◆ Set task ◆
Copy all the entries below exactly, but not the pictures.

++++++

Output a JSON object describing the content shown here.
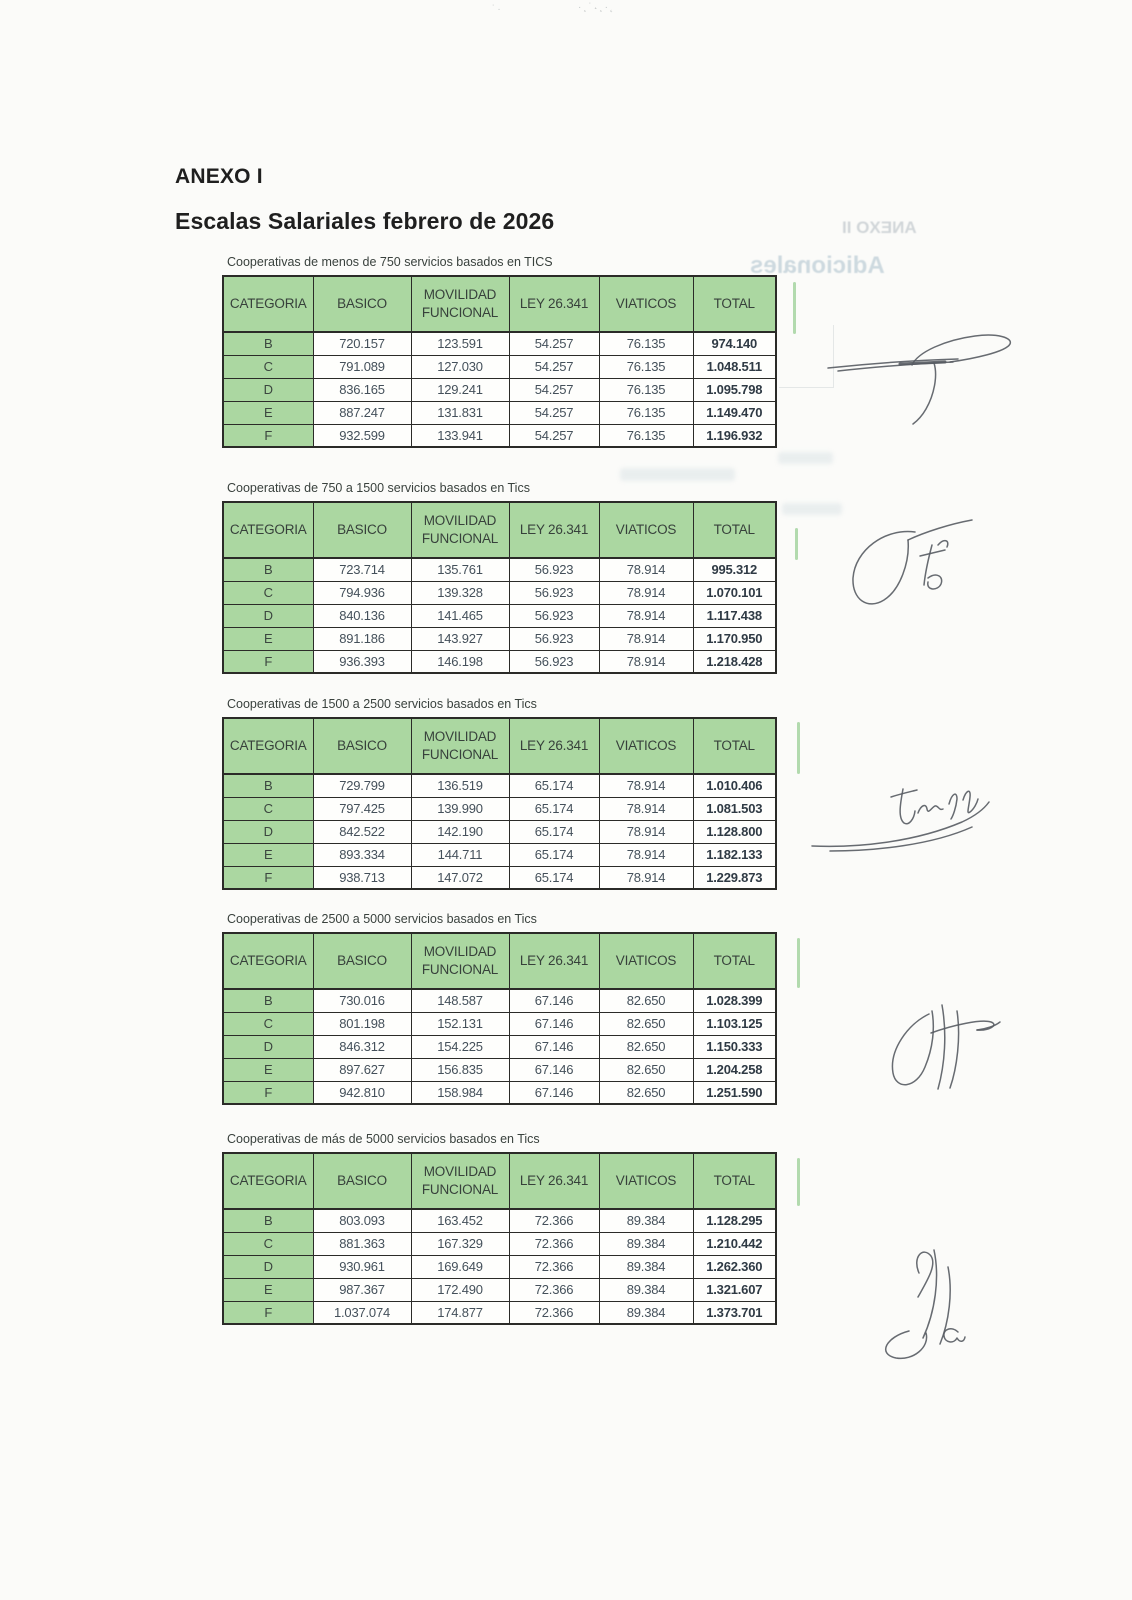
{
  "page": {
    "heading": "ANEXO I",
    "subheading": "Escalas Salariales febrero de 2026"
  },
  "columns": [
    "CATEGORIA",
    "BASICO",
    "MOVILIDAD FUNCIONAL",
    "LEY 26.341",
    "VIATICOS",
    "TOTAL"
  ],
  "tables": [
    {
      "caption": "Cooperativas de menos de 750 servicios basados en TICS",
      "rows": [
        [
          "B",
          "720.157",
          "123.591",
          "54.257",
          "76.135",
          "974.140"
        ],
        [
          "C",
          "791.089",
          "127.030",
          "54.257",
          "76.135",
          "1.048.511"
        ],
        [
          "D",
          "836.165",
          "129.241",
          "54.257",
          "76.135",
          "1.095.798"
        ],
        [
          "E",
          "887.247",
          "131.831",
          "54.257",
          "76.135",
          "1.149.470"
        ],
        [
          "F",
          "932.599",
          "133.941",
          "54.257",
          "76.135",
          "1.196.932"
        ]
      ]
    },
    {
      "caption": "Cooperativas de 750 a 1500 servicios basados en Tics",
      "rows": [
        [
          "B",
          "723.714",
          "135.761",
          "56.923",
          "78.914",
          "995.312"
        ],
        [
          "C",
          "794.936",
          "139.328",
          "56.923",
          "78.914",
          "1.070.101"
        ],
        [
          "D",
          "840.136",
          "141.465",
          "56.923",
          "78.914",
          "1.117.438"
        ],
        [
          "E",
          "891.186",
          "143.927",
          "56.923",
          "78.914",
          "1.170.950"
        ],
        [
          "F",
          "936.393",
          "146.198",
          "56.923",
          "78.914",
          "1.218.428"
        ]
      ]
    },
    {
      "caption": "Cooperativas de 1500 a 2500 servicios basados en Tics",
      "rows": [
        [
          "B",
          "729.799",
          "136.519",
          "65.174",
          "78.914",
          "1.010.406"
        ],
        [
          "C",
          "797.425",
          "139.990",
          "65.174",
          "78.914",
          "1.081.503"
        ],
        [
          "D",
          "842.522",
          "142.190",
          "65.174",
          "78.914",
          "1.128.800"
        ],
        [
          "E",
          "893.334",
          "144.711",
          "65.174",
          "78.914",
          "1.182.133"
        ],
        [
          "F",
          "938.713",
          "147.072",
          "65.174",
          "78.914",
          "1.229.873"
        ]
      ]
    },
    {
      "caption": "Cooperativas de 2500 a 5000  servicios basados en Tics",
      "rows": [
        [
          "B",
          "730.016",
          "148.587",
          "67.146",
          "82.650",
          "1.028.399"
        ],
        [
          "C",
          "801.198",
          "152.131",
          "67.146",
          "82.650",
          "1.103.125"
        ],
        [
          "D",
          "846.312",
          "154.225",
          "67.146",
          "82.650",
          "1.150.333"
        ],
        [
          "E",
          "897.627",
          "156.835",
          "67.146",
          "82.650",
          "1.204.258"
        ],
        [
          "F",
          "942.810",
          "158.984",
          "67.146",
          "82.650",
          "1.251.590"
        ]
      ]
    },
    {
      "caption": "Cooperativas de más de 5000  servicios basados en Tics",
      "rows": [
        [
          "B",
          "803.093",
          "163.452",
          "72.366",
          "89.384",
          "1.128.295"
        ],
        [
          "C",
          "881.363",
          "167.329",
          "72.366",
          "89.384",
          "1.210.442"
        ],
        [
          "D",
          "930.961",
          "169.649",
          "72.366",
          "89.384",
          "1.262.360"
        ],
        [
          "E",
          "987.367",
          "172.490",
          "72.366",
          "89.384",
          "1.321.607"
        ],
        [
          "F",
          "1.037.074",
          "174.877",
          "72.366",
          "89.384",
          "1.373.701"
        ]
      ]
    }
  ],
  "artifacts": {
    "bleed_heading": "ANEXO II",
    "bleed_subheading": "Adicionales",
    "top_marks": [
      "˙·",
      "·¸˙˖¸·˛"
    ]
  },
  "colors": {
    "header_green": "#abd7a1",
    "border": "#2b2b28",
    "number_ink": "#44505a",
    "total_ink": "#2f3a44",
    "heading_ink": "#1f1f1f"
  }
}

++++++

◆ Response for this exercise ◆
Output a JSON object describing the content shown here.
{
  "page": {
    "heading": "ANEXO I",
    "subheading": "Escalas Salariales febrero de 2026"
  },
  "columns": [
    "CATEGORIA",
    "BASICO",
    "MOVILIDAD FUNCIONAL",
    "LEY 26.341",
    "VIATICOS",
    "TOTAL"
  ],
  "tables": [
    {
      "caption": "Cooperativas de menos de 750 servicios basados en TICS",
      "rows": [
        [
          "B",
          "720.157",
          "123.591",
          "54.257",
          "76.135",
          "974.140"
        ],
        [
          "C",
          "791.089",
          "127.030",
          "54.257",
          "76.135",
          "1.048.511"
        ],
        [
          "D",
          "836.165",
          "129.241",
          "54.257",
          "76.135",
          "1.095.798"
        ],
        [
          "E",
          "887.247",
          "131.831",
          "54.257",
          "76.135",
          "1.149.470"
        ],
        [
          "F",
          "932.599",
          "133.941",
          "54.257",
          "76.135",
          "1.196.932"
        ]
      ]
    },
    {
      "caption": "Cooperativas de 750 a 1500 servicios basados en Tics",
      "rows": [
        [
          "B",
          "723.714",
          "135.761",
          "56.923",
          "78.914",
          "995.312"
        ],
        [
          "C",
          "794.936",
          "139.328",
          "56.923",
          "78.914",
          "1.070.101"
        ],
        [
          "D",
          "840.136",
          "141.465",
          "56.923",
          "78.914",
          "1.117.438"
        ],
        [
          "E",
          "891.186",
          "143.927",
          "56.923",
          "78.914",
          "1.170.950"
        ],
        [
          "F",
          "936.393",
          "146.198",
          "56.923",
          "78.914",
          "1.218.428"
        ]
      ]
    },
    {
      "caption": "Cooperativas de 1500 a 2500 servicios basados en Tics",
      "rows": [
        [
          "B",
          "729.799",
          "136.519",
          "65.174",
          "78.914",
          "1.010.406"
        ],
        [
          "C",
          "797.425",
          "139.990",
          "65.174",
          "78.914",
          "1.081.503"
        ],
        [
          "D",
          "842.522",
          "142.190",
          "65.174",
          "78.914",
          "1.128.800"
        ],
        [
          "E",
          "893.334",
          "144.711",
          "65.174",
          "78.914",
          "1.182.133"
        ],
        [
          "F",
          "938.713",
          "147.072",
          "65.174",
          "78.914",
          "1.229.873"
        ]
      ]
    },
    {
      "caption": "Cooperativas de 2500 a 5000  servicios basados en Tics",
      "rows": [
        [
          "B",
          "730.016",
          "148.587",
          "67.146",
          "82.650",
          "1.028.399"
        ],
        [
          "C",
          "801.198",
          "152.131",
          "67.146",
          "82.650",
          "1.103.125"
        ],
        [
          "D",
          "846.312",
          "154.225",
          "67.146",
          "82.650",
          "1.150.333"
        ],
        [
          "E",
          "897.627",
          "156.835",
          "67.146",
          "82.650",
          "1.204.258"
        ],
        [
          "F",
          "942.810",
          "158.984",
          "67.146",
          "82.650",
          "1.251.590"
        ]
      ]
    },
    {
      "caption": "Cooperativas de más de 5000  servicios basados en Tics",
      "rows": [
        [
          "B",
          "803.093",
          "163.452",
          "72.366",
          "89.384",
          "1.128.295"
        ],
        [
          "C",
          "881.363",
          "167.329",
          "72.366",
          "89.384",
          "1.210.442"
        ],
        [
          "D",
          "930.961",
          "169.649",
          "72.366",
          "89.384",
          "1.262.360"
        ],
        [
          "E",
          "987.367",
          "172.490",
          "72.366",
          "89.384",
          "1.321.607"
        ],
        [
          "F",
          "1.037.074",
          "174.877",
          "72.366",
          "89.384",
          "1.373.701"
        ]
      ]
    }
  ],
  "artifacts": {
    "bleed_heading": "ANEXO II",
    "bleed_subheading": "Adicionales",
    "top_marks": [
      "˙·",
      "·¸˙˖¸·˛"
    ]
  },
  "colors": {
    "header_green": "#abd7a1",
    "border": "#2b2b28",
    "number_ink": "#44505a",
    "total_ink": "#2f3a44",
    "heading_ink": "#1f1f1f"
  }
}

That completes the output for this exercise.